WHAT IS ASKED — Your task is to transcribe all of the records exactly and leave out the pictures.

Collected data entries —
-------

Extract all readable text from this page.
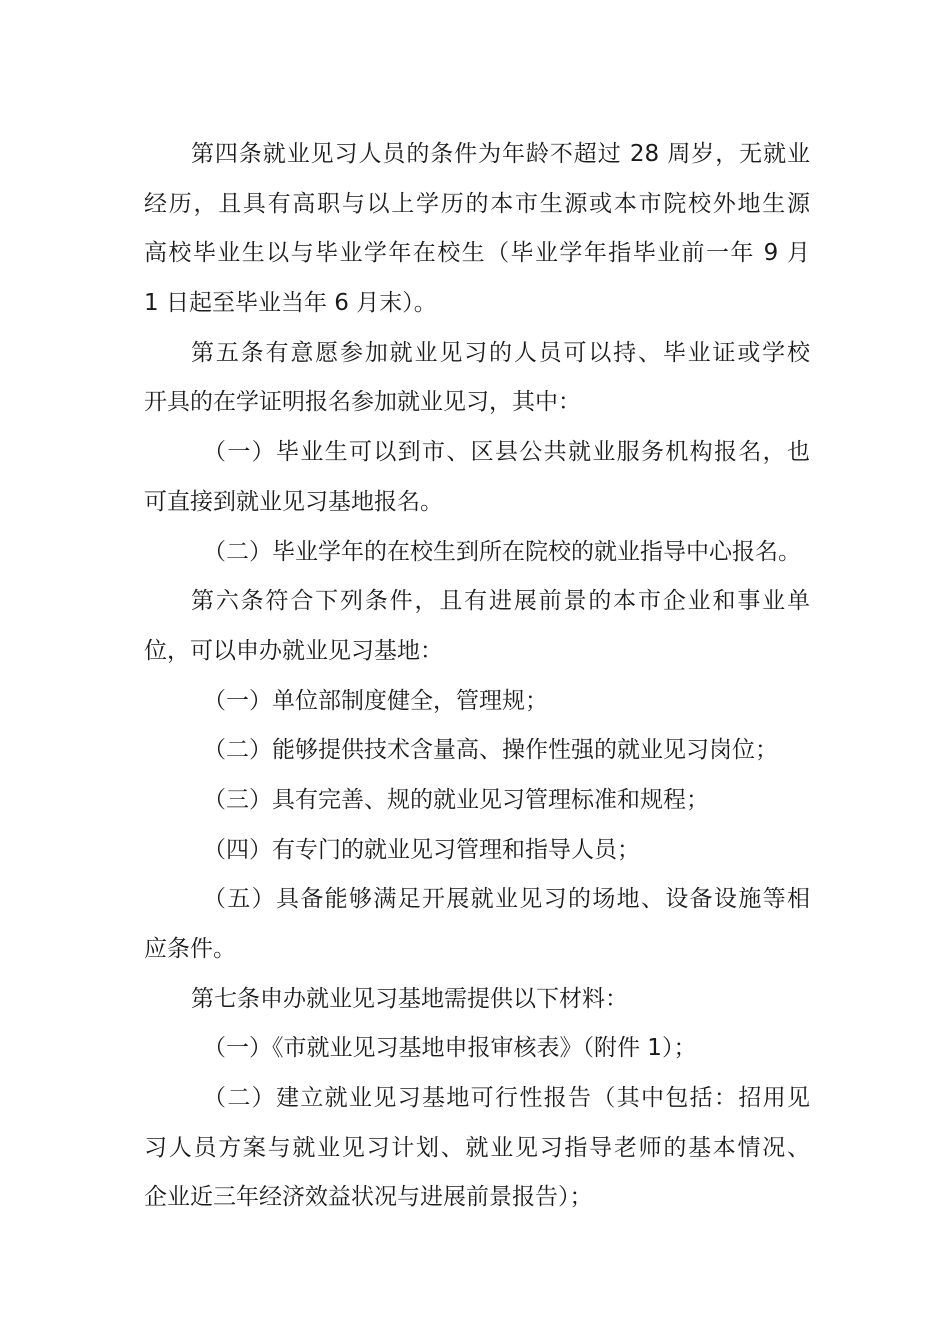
第四条就业见习人员的条件为年龄不超过 28 周岁，无就业
经历，且具有高职与以上学历的本市生源或本市院校外地生源
高校毕业生以与毕业学年在校生（毕业学年指毕业前一年 9 月
1 日起至毕业当年 6 月末）。
第五条有意愿参加就业见习的人员可以持、毕业证或学校
开具的在学证明报名参加就业见习，其中：
（一）毕业生可以到市、区县公共就业服务机构报名，也
可直接到就业见习基地报名。
（二）毕业学年的在校生到所在院校的就业指导中心报名。
第六条符合下列条件，且有进展前景的本市企业和事业单
位，可以申办就业见习基地：
（一）单位部制度健全，管理规；
（二）能够提供技术含量高、操作性强的就业见习岗位；
（三）具有完善、规的就业见习管理标准和规程；
（四）有专门的就业见习管理和指导人员；
（五）具备能够满足开展就业见习的场地、设备设施等相
应条件。
第七条申办就业见习基地需提供以下材料：
（一）《市就业见习基地申报审核表》（附件 1）；
（二）建立就业见习基地可行性报告（其中包括：招用见
习人员方案与就业见习计划、就业见习指导老师的基本情况、
企业近三年经济效益状况与进展前景报告）；
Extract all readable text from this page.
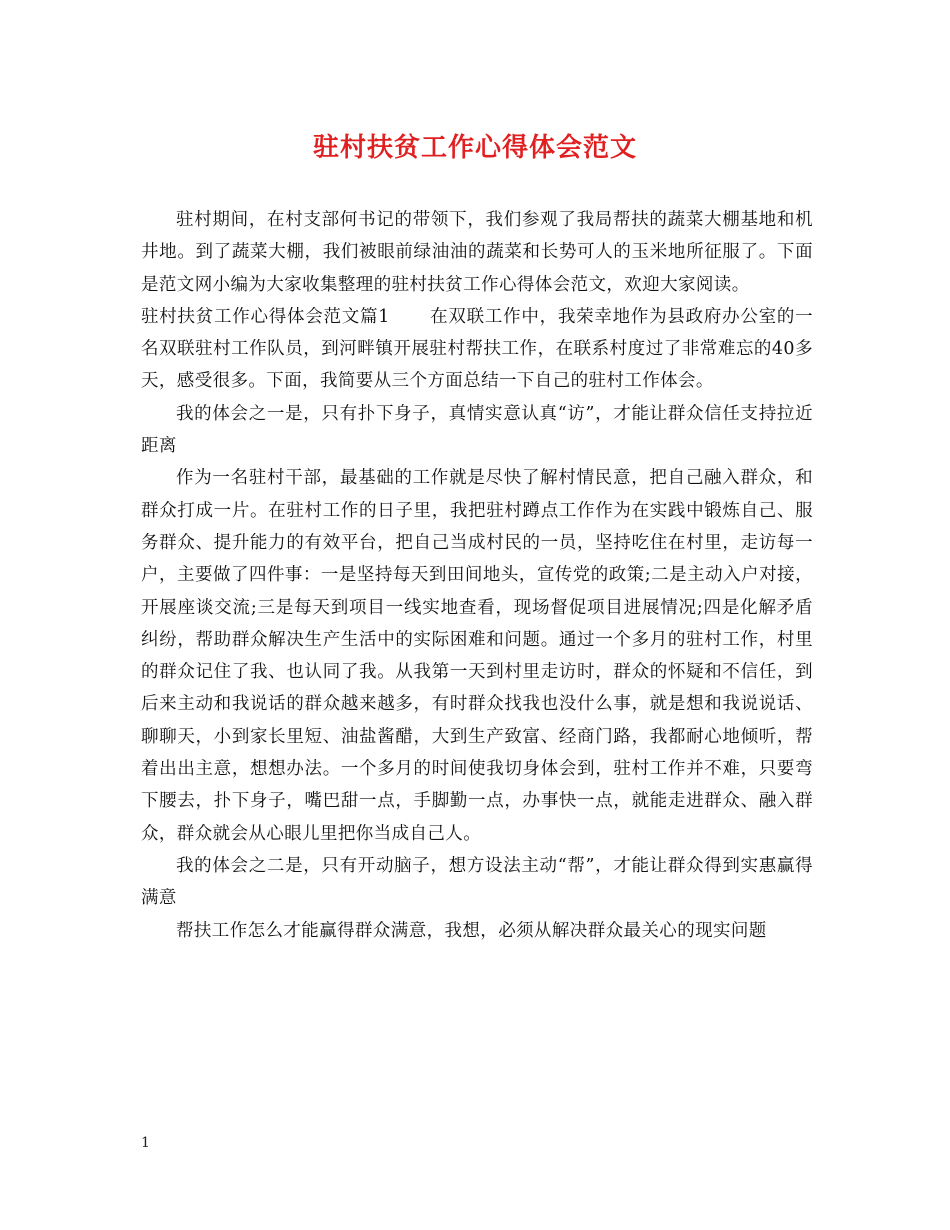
驻村扶贫工作心得体会范文

驻村期间，在村支部何书记的带领下，我们参观了我局帮扶的蔬菜大棚基地和机井地。到了蔬菜大棚，我们被眼前绿油油的蔬菜和长势可人的玉米地所征服了。下面是范文网小编为大家收集整理的驻村扶贫工作心得体会范文，欢迎大家阅读。

驻村扶贫工作心得体会范文篇1 在双联工作中，我荣幸地作为县政府办公室的一名双联驻村工作队员，到河畔镇开展驻村帮扶工作，在联系村度过了非常难忘的40多天，感受很多。下面，我简要从三个方面总结一下自己的驻村工作体会。

我的体会之一是，只有扑下身子，真情实意认真“访”，才能让群众信任支持拉近距离

作为一名驻村干部，最基础的工作就是尽快了解村情民意，把自己融入群众，和群众打成一片。在驻村工作的日子里，我把驻村蹲点工作作为在实践中锻炼自己、服务群众、提升能力的有效平台，把自己当成村民的一员，坚持吃住在村里，走访每一户，主要做了四件事：一是坚持每天到田间地头，宣传党的政策;二是主动入户对接，开展座谈交流;三是每天到项目一线实地查看，现场督促项目进展情况;四是化解矛盾纠纷，帮助群众解决生产生活中的实际困难和问题。通过一个多月的驻村工作，村里的群众记住了我、也认同了我。从我第一天到村里走访时，群众的怀疑和不信任，到后来主动和我说话的群众越来越多，有时群众找我也没什么事，就是想和我说说话、聊聊天，小到家长里短、油盐酱醋，大到生产致富、经商门路，我都耐心地倾听，帮着出出主意，想想办法。一个多月的时间使我切身体会到，驻村工作并不难，只要弯下腰去，扑下身子，嘴巴甜一点，手脚勤一点，办事快一点，就能走进群众、融入群众，群众就会从心眼儿里把你当成自己人。

我的体会之二是，只有开动脑子，想方设法主动“帮”，才能让群众得到实惠赢得满意

帮扶工作怎么才能赢得群众满意，我想，必须从解决群众最关心的现实问题

1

-------

TASK SOLUTION —
Extract all readable text from this page.
第四条就业见习人员的条件为年龄不超过 28 周岁，无就业
经历，且具有高职与以上学历的本市生源或本市院校外地生源
高校毕业生以与毕业学年在校生（毕业学年指毕业前一年 9 月
1 日起至毕业当年 6 月末）。
第五条有意愿参加就业见习的人员可以持、毕业证或学校
开具的在学证明报名参加就业见习，其中：
（一）毕业生可以到市、区县公共就业服务机构报名，也
可直接到就业见习基地报名。
（二）毕业学年的在校生到所在院校的就业指导中心报名。
第六条符合下列条件，且有进展前景的本市企业和事业单
位，可以申办就业见习基地：
（一）单位部制度健全，管理规；
（二）能够提供技术含量高、操作性强的就业见习岗位；
（三）具有完善、规的就业见习管理标准和规程；
（四）有专门的就业见习管理和指导人员；
（五）具备能够满足开展就业见习的场地、设备设施等相
应条件。
第七条申办就业见习基地需提供以下材料：
（一）《市就业见习基地申报审核表》（附件 1）；
（二）建立就业见习基地可行性报告（其中包括：招用见
习人员方案与就业见习计划、就业见习指导老师的基本情况、
企业近三年经济效益状况与进展前景报告）；
Extract all readable text from this page.
驻村扶贫工作心得体会范文

驻村期间，在村支部何书记的带领下，我们参观了我局帮扶的蔬菜大棚基地和机井地。到了蔬菜大棚，我们被眼前绿油油的蔬菜和长势可人的玉米地所征服了。下面是范文网小编为大家收集整理的驻村扶贫工作心得体会范文，欢迎大家阅读。

驻村扶贫工作心得体会范文篇1 在双联工作中，我荣幸地作为县政府办公室的一名双联驻村工作队员，到河畔镇开展驻村帮扶工作，在联系村度过了非常难忘的40多天，感受很多。下面，我简要从三个方面总结一下自己的驻村工作体会。

我的体会之一是，只有扑下身子，真情实意认真“访”，才能让群众信任支持拉近距离

作为一名驻村干部，最基础的工作就是尽快了解村情民意，把自己融入群众，和群众打成一片。在驻村工作的日子里，我把驻村蹲点工作作为在实践中锻炼自己、服务群众、提升能力的有效平台，把自己当成村民的一员，坚持吃住在村里，走访每一户，主要做了四件事：一是坚持每天到田间地头，宣传党的政策;二是主动入户对接，开展座谈交流;三是每天到项目一线实地查看，现场督促项目进展情况;四是化解矛盾纠纷，帮助群众解决生产生活中的实际困难和问题。通过一个多月的驻村工作，村里的群众记住了我、也认同了我。从我第一天到村里走访时，群众的怀疑和不信任，到后来主动和我说话的群众越来越多，有时群众找我也没什么事，就是想和我说说话、聊聊天，小到家长里短、油盐酱醋，大到生产致富、经商门路，我都耐心地倾听，帮着出出主意，想想办法。一个多月的时间使我切身体会到，驻村工作并不难，只要弯下腰去，扑下身子，嘴巴甜一点，手脚勤一点，办事快一点，就能走进群众、融入群众，群众就会从心眼儿里把你当成自己人。

我的体会之二是，只有开动脑子，想方设法主动“帮”，才能让群众得到实惠赢得满意

帮扶工作怎么才能赢得群众满意，我想，必须从解决群众最关心的现实问题

1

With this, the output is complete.